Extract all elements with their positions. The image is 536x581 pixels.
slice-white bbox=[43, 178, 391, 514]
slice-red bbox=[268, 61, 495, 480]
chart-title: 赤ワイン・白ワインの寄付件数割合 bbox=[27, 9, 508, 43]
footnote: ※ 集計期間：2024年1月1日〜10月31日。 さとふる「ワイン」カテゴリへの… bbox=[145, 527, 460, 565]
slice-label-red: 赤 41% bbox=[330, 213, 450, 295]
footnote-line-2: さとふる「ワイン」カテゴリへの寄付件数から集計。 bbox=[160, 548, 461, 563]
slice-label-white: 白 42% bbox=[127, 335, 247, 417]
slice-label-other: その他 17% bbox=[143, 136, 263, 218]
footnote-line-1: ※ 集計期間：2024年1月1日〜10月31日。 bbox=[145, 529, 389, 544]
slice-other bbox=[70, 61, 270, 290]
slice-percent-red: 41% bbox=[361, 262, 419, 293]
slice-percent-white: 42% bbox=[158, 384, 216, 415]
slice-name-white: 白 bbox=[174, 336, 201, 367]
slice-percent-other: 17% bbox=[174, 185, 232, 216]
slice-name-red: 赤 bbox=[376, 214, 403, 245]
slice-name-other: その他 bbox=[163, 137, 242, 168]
◇ ◇ ◇ ◇
WHAT THE EXERCISE ASKS: Render the listing above as a JSON array of strings, one string per line, omitting any blank lines.

THE ANSWER:
[
  "Extract all elements with their positions. The image is 536x581 pixels.",
  "slice-white bbox=[43, 178, 391, 514]",
  "slice-red bbox=[268, 61, 495, 480]",
  "chart-title: 赤ワイン・白ワインの寄付件数割合 bbox=[27, 9, 508, 43]",
  "footnote: ※ 集計期間：2024年1月1日〜10月31日。 さとふる「ワイン」カテゴリへの… bbox=[145, 527, 460, 565]",
  "slice-label-red: 赤 41% bbox=[330, 213, 450, 295]",
  "footnote-line-2: さとふる「ワイン」カテゴリへの寄付件数から集計。 bbox=[160, 548, 461, 563]",
  "slice-label-white: 白 42% bbox=[127, 335, 247, 417]",
  "slice-label-other: その他 17% bbox=[143, 136, 263, 218]",
  "footnote-line-1: ※ 集計期間：2024年1月1日〜10月31日。 bbox=[145, 529, 389, 544]",
  "slice-other bbox=[70, 61, 270, 290]",
  "slice-percent-red: 41% bbox=[361, 262, 419, 293]",
  "slice-percent-white: 42% bbox=[158, 384, 216, 415]",
  "slice-name-white: 白 bbox=[174, 336, 201, 367]",
  "slice-percent-other: 17% bbox=[174, 185, 232, 216]",
  "slice-name-red: 赤 bbox=[376, 214, 403, 245]",
  "slice-name-other: その他 bbox=[163, 137, 242, 168]"
]